▼

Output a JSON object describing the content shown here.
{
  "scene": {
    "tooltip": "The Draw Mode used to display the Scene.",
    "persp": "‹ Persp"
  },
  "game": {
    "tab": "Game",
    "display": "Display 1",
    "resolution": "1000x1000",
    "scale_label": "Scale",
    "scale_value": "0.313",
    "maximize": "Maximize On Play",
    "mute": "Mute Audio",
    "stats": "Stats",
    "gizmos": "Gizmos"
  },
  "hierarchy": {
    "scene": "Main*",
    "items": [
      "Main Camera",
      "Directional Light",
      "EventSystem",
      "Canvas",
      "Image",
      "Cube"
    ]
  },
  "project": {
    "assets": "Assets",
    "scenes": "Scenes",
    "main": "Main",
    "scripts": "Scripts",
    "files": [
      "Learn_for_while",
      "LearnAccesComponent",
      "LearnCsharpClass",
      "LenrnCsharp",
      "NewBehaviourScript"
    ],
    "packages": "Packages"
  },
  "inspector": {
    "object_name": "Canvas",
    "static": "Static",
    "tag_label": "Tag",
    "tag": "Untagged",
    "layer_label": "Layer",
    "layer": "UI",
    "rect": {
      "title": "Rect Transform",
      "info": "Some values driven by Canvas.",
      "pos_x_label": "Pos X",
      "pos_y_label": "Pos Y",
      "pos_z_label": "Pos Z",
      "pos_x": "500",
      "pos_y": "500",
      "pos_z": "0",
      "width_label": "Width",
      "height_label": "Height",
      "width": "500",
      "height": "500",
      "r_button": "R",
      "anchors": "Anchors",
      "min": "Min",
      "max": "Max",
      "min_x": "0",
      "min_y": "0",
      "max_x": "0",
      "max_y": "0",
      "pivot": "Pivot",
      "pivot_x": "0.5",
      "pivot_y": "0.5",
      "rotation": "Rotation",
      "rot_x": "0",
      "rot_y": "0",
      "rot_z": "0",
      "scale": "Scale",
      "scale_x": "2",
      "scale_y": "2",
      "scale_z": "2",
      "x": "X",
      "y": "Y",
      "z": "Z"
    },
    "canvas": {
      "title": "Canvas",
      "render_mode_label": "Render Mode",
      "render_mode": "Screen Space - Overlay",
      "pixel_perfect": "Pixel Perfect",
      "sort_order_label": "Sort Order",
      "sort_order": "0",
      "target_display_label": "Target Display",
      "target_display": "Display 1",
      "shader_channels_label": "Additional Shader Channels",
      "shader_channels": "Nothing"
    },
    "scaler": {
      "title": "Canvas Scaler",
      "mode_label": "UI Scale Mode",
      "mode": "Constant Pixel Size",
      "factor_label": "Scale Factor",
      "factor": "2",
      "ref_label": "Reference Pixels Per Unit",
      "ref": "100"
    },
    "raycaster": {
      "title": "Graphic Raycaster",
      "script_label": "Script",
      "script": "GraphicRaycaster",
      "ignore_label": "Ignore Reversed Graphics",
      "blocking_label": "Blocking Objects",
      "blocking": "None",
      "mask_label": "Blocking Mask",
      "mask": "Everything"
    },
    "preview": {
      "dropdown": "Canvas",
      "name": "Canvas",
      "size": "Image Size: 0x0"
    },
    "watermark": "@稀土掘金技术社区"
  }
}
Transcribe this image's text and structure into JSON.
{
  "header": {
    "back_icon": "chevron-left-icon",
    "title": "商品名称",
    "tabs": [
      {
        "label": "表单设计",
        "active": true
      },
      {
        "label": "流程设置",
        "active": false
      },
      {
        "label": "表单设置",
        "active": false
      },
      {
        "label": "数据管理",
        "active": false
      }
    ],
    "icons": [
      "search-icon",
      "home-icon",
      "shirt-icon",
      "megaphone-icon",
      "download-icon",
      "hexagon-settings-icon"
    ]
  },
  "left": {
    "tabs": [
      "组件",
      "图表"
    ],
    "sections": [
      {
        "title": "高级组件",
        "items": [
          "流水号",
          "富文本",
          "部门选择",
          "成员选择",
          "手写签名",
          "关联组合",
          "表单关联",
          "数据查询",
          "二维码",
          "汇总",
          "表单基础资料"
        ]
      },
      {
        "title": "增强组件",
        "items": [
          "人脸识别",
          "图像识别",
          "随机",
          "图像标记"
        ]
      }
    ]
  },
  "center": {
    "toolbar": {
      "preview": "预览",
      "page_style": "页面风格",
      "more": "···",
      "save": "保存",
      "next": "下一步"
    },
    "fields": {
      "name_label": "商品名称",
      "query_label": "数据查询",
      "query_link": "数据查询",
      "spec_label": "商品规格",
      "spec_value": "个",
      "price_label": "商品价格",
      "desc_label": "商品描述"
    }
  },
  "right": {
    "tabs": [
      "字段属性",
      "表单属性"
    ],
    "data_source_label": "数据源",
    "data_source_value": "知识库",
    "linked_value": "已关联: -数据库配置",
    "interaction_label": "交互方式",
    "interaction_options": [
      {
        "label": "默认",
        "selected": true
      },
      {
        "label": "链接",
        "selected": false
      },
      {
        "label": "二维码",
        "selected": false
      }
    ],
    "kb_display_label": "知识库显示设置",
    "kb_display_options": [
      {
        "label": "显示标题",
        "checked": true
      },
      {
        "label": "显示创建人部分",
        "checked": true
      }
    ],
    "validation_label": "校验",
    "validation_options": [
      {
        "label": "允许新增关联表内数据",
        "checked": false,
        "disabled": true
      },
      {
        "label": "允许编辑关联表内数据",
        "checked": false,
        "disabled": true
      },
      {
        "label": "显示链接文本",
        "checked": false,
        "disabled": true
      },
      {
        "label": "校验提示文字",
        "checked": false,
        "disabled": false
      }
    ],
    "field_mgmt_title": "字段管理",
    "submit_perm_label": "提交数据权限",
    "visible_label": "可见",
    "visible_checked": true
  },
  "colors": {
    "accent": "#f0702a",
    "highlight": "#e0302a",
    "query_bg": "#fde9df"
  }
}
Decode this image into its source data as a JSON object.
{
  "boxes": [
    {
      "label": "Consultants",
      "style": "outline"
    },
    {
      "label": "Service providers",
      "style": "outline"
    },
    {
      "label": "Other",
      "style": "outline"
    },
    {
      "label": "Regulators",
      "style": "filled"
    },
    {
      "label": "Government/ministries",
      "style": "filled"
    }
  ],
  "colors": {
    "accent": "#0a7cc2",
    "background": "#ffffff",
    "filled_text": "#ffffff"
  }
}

▲

## What the exercise asks
Retype the records above exactly.

## Expected answer
Output a JSON object describing the content shown here.
{
  "scene": {
    "tooltip": "The Draw Mode used to display the Scene.",
    "persp": "‹ Persp"
  },
  "game": {
    "tab": "Game",
    "display": "Display 1",
    "resolution": "1000x1000",
    "scale_label": "Scale",
    "scale_value": "0.313",
    "maximize": "Maximize On Play",
    "mute": "Mute Audio",
    "stats": "Stats",
    "gizmos": "Gizmos"
  },
  "hierarchy": {
    "scene": "Main*",
    "items": [
      "Main Camera",
      "Directional Light",
      "EventSystem",
      "Canvas",
      "Image",
      "Cube"
    ]
  },
  "project": {
    "assets": "Assets",
    "scenes": "Scenes",
    "main": "Main",
    "scripts": "Scripts",
    "files": [
      "Learn_for_while",
      "LearnAccesComponent",
      "LearnCsharpClass",
      "LenrnCsharp",
      "NewBehaviourScript"
    ],
    "packages": "Packages"
  },
  "inspector": {
    "object_name": "Canvas",
    "static": "Static",
    "tag_label": "Tag",
    "tag": "Untagged",
    "layer_label": "Layer",
    "layer": "UI",
    "rect": {
      "title": "Rect Transform",
      "info": "Some values driven by Canvas.",
      "pos_x_label": "Pos X",
      "pos_y_label": "Pos Y",
      "pos_z_label": "Pos Z",
      "pos_x": "500",
      "pos_y": "500",
      "pos_z": "0",
      "width_label": "Width",
      "height_label": "Height",
      "width": "500",
      "height": "500",
      "r_button": "R",
      "anchors": "Anchors",
      "min": "Min",
      "max": "Max",
      "min_x": "0",
      "min_y": "0",
      "max_x": "0",
      "max_y": "0",
      "pivot": "Pivot",
      "pivot_x": "0.5",
      "pivot_y": "0.5",
      "rotation": "Rotation",
      "rot_x": "0",
      "rot_y": "0",
      "rot_z": "0",
      "scale": "Scale",
      "scale_x": "2",
      "scale_y": "2",
      "scale_z": "2",
      "x": "X",
      "y": "Y",
      "z": "Z"
    },
    "canvas": {
      "title": "Canvas",
      "render_mode_label": "Render Mode",
      "render_mode": "Screen Space - Overlay",
      "pixel_perfect": "Pixel Perfect",
      "sort_order_label": "Sort Order",
      "sort_order": "0",
      "target_display_label": "Target Display",
      "target_display": "Display 1",
      "shader_channels_label": "Additional Shader Channels",
      "shader_channels": "Nothing"
    },
    "scaler": {
      "title": "Canvas Scaler",
      "mode_label": "UI Scale Mode",
      "mode": "Constant Pixel Size",
      "factor_label": "Scale Factor",
      "factor": "2",
      "ref_label": "Reference Pixels Per Unit",
      "ref": "100"
    },
    "raycaster": {
      "title": "Graphic Raycaster",
      "script_label": "Script",
      "script": "GraphicRaycaster",
      "ignore_label": "Ignore Reversed Graphics",
      "blocking_label": "Blocking Objects",
      "blocking": "None",
      "mask_label": "Blocking Mask",
      "mask": "Everything"
    },
    "preview": {
      "dropdown": "Canvas",
      "name": "Canvas",
      "size": "Image Size: 0x0"
    },
    "watermark": "@稀土掘金技术社区"
  }
}
Transcribe this image's text and structure into JSON.
{
  "header": {
    "back_icon": "chevron-left-icon",
    "title": "商品名称",
    "tabs": [
      {
        "label": "表单设计",
        "active": true
      },
      {
        "label": "流程设置",
        "active": false
      },
      {
        "label": "表单设置",
        "active": false
      },
      {
        "label": "数据管理",
        "active": false
      }
    ],
    "icons": [
      "search-icon",
      "home-icon",
      "shirt-icon",
      "megaphone-icon",
      "download-icon",
      "hexagon-settings-icon"
    ]
  },
  "left": {
    "tabs": [
      "组件",
      "图表"
    ],
    "sections": [
      {
        "title": "高级组件",
        "items": [
          "流水号",
          "富文本",
          "部门选择",
          "成员选择",
          "手写签名",
          "关联组合",
          "表单关联",
          "数据查询",
          "二维码",
          "汇总",
          "表单基础资料"
        ]
      },
      {
        "title": "增强组件",
        "items": [
          "人脸识别",
          "图像识别",
          "随机",
          "图像标记"
        ]
      }
    ]
  },
  "center": {
    "toolbar": {
      "preview": "预览",
      "page_style": "页面风格",
      "more": "···",
      "save": "保存",
      "next": "下一步"
    },
    "fields": {
      "name_label": "商品名称",
      "query_label": "数据查询",
      "query_link": "数据查询",
      "spec_label": "商品规格",
      "spec_value": "个",
      "price_label": "商品价格",
      "desc_label": "商品描述"
    }
  },
  "right": {
    "tabs": [
      "字段属性",
      "表单属性"
    ],
    "data_source_label": "数据源",
    "data_source_value": "知识库",
    "linked_value": "已关联: -数据库配置",
    "interaction_label": "交互方式",
    "interaction_options": [
      {
        "label": "默认",
        "selected": true
      },
      {
        "label": "链接",
        "selected": false
      },
      {
        "label": "二维码",
        "selected": false
      }
    ],
    "kb_display_label": "知识库显示设置",
    "kb_display_options": [
      {
        "label": "显示标题",
        "checked": true
      },
      {
        "label": "显示创建人部分",
        "checked": true
      }
    ],
    "validation_label": "校验",
    "validation_options": [
      {
        "label": "允许新增关联表内数据",
        "checked": false,
        "disabled": true
      },
      {
        "label": "允许编辑关联表内数据",
        "checked": false,
        "disabled": true
      },
      {
        "label": "显示链接文本",
        "checked": false,
        "disabled": true
      },
      {
        "label": "校验提示文字",
        "checked": false,
        "disabled": false
      }
    ],
    "field_mgmt_title": "字段管理",
    "submit_perm_label": "提交数据权限",
    "visible_label": "可见",
    "visible_checked": true
  },
  "colors": {
    "accent": "#f0702a",
    "highlight": "#e0302a",
    "query_bg": "#fde9df"
  }
}
Decode this image into its source data as a JSON object.
{
  "boxes": [
    {
      "label": "Consultants",
      "style": "outline"
    },
    {
      "label": "Service providers",
      "style": "outline"
    },
    {
      "label": "Other",
      "style": "outline"
    },
    {
      "label": "Regulators",
      "style": "filled"
    },
    {
      "label": "Government/ministries",
      "style": "filled"
    }
  ],
  "colors": {
    "accent": "#0a7cc2",
    "background": "#ffffff",
    "filled_text": "#ffffff"
  }
}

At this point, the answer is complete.